------ Data provided ------

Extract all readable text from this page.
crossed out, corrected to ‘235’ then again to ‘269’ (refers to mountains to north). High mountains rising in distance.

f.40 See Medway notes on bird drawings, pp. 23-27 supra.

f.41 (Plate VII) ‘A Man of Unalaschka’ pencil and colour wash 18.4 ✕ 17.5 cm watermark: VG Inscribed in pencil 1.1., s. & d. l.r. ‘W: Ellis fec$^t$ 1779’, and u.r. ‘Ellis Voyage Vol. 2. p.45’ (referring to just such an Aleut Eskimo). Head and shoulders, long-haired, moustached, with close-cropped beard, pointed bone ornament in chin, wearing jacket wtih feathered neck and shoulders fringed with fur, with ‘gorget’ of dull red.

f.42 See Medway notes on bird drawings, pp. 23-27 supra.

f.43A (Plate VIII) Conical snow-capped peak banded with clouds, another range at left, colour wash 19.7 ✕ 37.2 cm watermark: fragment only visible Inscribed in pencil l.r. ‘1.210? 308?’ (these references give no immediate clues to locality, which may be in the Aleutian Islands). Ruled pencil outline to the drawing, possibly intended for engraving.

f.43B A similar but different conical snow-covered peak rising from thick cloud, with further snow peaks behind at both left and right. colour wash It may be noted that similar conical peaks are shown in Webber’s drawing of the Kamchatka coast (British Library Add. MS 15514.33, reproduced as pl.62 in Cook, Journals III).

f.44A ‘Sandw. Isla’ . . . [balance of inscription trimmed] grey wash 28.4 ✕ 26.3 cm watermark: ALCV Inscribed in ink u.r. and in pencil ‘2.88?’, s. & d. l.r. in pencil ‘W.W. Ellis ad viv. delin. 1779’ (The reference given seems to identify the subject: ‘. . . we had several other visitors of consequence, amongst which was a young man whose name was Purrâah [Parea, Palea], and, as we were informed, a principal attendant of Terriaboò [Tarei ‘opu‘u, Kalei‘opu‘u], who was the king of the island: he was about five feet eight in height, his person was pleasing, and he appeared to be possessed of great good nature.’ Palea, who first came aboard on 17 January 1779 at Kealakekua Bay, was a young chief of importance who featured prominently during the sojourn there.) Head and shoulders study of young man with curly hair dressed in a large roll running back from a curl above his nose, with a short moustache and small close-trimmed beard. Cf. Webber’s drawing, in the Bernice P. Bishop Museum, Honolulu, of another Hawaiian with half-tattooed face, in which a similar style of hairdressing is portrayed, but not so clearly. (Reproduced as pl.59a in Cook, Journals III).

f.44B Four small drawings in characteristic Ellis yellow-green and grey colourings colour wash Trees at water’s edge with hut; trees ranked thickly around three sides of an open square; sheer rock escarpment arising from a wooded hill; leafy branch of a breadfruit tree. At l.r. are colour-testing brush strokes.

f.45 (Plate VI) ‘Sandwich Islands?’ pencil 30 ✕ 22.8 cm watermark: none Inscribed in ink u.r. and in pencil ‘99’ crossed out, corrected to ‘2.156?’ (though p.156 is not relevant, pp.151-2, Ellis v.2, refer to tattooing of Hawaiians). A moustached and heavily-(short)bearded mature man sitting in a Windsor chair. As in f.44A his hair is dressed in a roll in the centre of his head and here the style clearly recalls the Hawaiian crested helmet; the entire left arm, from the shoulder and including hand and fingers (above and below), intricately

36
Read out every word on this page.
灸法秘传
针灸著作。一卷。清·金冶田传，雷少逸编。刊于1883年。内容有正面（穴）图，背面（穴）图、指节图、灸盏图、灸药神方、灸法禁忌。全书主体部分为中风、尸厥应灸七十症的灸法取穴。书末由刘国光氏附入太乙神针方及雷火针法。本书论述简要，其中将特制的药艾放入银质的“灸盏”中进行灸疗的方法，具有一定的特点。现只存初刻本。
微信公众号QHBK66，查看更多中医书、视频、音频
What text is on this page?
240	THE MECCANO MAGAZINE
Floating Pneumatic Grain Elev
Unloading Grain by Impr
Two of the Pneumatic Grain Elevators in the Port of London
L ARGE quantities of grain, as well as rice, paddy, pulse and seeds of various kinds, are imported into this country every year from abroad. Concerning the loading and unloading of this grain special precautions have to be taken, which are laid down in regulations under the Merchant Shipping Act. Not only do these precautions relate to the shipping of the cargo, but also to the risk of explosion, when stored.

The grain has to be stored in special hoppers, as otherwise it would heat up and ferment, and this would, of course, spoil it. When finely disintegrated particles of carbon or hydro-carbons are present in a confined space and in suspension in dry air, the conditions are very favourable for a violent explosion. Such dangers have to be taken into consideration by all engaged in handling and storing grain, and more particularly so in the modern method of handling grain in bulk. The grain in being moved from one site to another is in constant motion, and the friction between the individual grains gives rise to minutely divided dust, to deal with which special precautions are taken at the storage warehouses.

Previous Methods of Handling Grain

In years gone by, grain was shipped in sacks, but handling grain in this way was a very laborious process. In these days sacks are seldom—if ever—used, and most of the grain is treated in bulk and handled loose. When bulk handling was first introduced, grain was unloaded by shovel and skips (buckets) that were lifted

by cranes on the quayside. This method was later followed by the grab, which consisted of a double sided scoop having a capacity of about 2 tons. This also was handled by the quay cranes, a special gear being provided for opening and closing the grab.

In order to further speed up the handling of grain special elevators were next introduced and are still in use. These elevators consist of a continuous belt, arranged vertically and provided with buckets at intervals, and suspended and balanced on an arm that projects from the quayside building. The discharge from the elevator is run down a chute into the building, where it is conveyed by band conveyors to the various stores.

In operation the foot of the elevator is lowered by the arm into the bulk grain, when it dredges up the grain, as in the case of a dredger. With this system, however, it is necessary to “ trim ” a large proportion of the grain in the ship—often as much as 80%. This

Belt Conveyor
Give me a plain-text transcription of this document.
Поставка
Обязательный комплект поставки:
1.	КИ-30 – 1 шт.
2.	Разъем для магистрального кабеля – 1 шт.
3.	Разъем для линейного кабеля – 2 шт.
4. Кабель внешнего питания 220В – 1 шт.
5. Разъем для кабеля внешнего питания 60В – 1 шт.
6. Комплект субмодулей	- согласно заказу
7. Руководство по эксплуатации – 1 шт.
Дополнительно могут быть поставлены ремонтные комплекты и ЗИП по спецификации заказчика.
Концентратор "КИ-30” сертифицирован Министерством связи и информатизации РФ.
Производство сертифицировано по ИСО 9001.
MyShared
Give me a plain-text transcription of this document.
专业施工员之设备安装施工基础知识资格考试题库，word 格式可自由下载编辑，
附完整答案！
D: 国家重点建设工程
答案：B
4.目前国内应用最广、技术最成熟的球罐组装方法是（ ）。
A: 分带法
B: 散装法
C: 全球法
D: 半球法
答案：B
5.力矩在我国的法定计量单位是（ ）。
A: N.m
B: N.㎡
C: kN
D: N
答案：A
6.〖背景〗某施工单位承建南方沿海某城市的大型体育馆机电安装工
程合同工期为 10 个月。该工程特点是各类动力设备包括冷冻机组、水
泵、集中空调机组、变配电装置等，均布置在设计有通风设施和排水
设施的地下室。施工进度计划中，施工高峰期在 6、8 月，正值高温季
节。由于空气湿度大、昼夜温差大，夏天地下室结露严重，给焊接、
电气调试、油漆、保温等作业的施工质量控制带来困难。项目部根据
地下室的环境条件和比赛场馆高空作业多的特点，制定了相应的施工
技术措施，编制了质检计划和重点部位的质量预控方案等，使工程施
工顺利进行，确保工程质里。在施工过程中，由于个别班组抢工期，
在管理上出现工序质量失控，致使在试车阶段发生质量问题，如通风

------

**Directive**: Look above for lines with the word "every" and copy them all.

**Answer to this exercise**:
Read out every word on this page.
L ARGE quantities of grain, as well as rice, paddy, pulse and seeds of various kinds, are imported into this country every year from abroad. Concerning the loading and unloading of this grain special precautions have to be taken, which are laid down in regulations under the Merchant Shipping Act. Not only do these precautions relate to the shipping of the cargo, but also to the risk of explosion, when stored.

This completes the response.